Dataset records:
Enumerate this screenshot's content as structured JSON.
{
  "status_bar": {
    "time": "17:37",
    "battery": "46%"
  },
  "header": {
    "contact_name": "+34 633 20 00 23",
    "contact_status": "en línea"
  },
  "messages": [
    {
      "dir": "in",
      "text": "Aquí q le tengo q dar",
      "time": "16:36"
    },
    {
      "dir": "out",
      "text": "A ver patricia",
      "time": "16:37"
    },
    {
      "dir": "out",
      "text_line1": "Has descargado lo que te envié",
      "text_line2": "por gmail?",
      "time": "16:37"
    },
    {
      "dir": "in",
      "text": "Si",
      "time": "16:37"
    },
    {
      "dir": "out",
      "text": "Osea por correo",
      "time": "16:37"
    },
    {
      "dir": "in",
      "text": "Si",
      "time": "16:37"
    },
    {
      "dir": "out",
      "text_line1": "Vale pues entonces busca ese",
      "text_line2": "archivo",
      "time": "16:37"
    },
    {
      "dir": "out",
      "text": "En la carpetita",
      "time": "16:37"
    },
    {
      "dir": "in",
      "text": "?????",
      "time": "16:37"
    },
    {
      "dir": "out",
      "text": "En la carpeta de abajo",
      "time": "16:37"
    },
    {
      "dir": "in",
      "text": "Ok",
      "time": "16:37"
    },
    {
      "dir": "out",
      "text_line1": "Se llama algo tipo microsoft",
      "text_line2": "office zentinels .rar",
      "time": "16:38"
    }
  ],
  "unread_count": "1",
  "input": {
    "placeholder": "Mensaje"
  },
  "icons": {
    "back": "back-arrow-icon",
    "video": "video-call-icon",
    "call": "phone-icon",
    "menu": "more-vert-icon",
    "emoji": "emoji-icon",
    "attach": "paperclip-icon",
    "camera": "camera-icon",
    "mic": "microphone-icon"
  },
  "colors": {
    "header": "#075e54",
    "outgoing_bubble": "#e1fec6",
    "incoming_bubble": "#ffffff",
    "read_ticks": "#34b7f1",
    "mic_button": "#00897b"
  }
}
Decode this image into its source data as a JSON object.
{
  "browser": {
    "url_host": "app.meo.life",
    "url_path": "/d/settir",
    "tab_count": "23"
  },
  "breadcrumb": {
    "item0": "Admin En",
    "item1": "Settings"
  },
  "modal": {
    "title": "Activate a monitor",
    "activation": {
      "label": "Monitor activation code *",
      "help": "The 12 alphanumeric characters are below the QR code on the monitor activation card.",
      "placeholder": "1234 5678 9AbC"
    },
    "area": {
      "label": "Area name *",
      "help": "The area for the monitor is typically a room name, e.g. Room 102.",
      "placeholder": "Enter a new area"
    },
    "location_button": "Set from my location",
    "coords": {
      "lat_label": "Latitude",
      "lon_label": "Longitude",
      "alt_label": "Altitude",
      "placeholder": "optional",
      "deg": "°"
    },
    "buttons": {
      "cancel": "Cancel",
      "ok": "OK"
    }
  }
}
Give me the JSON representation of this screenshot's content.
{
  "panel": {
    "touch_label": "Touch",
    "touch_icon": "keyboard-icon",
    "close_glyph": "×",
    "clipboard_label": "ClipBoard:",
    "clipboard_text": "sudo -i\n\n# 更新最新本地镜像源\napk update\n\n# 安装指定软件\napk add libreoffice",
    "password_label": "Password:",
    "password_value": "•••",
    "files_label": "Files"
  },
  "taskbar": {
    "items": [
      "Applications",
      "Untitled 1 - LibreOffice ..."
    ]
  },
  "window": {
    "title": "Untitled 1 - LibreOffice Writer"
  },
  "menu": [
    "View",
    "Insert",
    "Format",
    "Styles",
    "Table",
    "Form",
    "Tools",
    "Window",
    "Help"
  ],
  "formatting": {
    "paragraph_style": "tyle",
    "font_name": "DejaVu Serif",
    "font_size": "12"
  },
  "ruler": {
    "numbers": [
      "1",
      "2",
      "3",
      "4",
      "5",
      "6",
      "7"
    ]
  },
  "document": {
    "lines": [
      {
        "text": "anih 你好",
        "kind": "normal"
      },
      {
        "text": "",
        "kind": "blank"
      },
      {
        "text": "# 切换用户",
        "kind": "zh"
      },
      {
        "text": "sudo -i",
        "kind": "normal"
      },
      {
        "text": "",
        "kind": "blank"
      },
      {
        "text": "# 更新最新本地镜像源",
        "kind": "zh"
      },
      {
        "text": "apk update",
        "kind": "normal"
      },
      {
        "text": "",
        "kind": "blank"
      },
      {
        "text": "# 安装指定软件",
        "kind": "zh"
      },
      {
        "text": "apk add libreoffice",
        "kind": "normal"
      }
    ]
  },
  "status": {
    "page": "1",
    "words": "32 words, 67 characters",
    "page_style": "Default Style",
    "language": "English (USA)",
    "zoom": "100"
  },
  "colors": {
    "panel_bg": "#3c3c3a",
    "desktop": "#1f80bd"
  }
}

Direction: Extract each line holding the string "placeholder".

Output below:
    "placeholder": "Mensaje"
      "placeholder": "1234 5678 9AbC"
      "placeholder": "Enter a new area"
      "placeholder": "optional",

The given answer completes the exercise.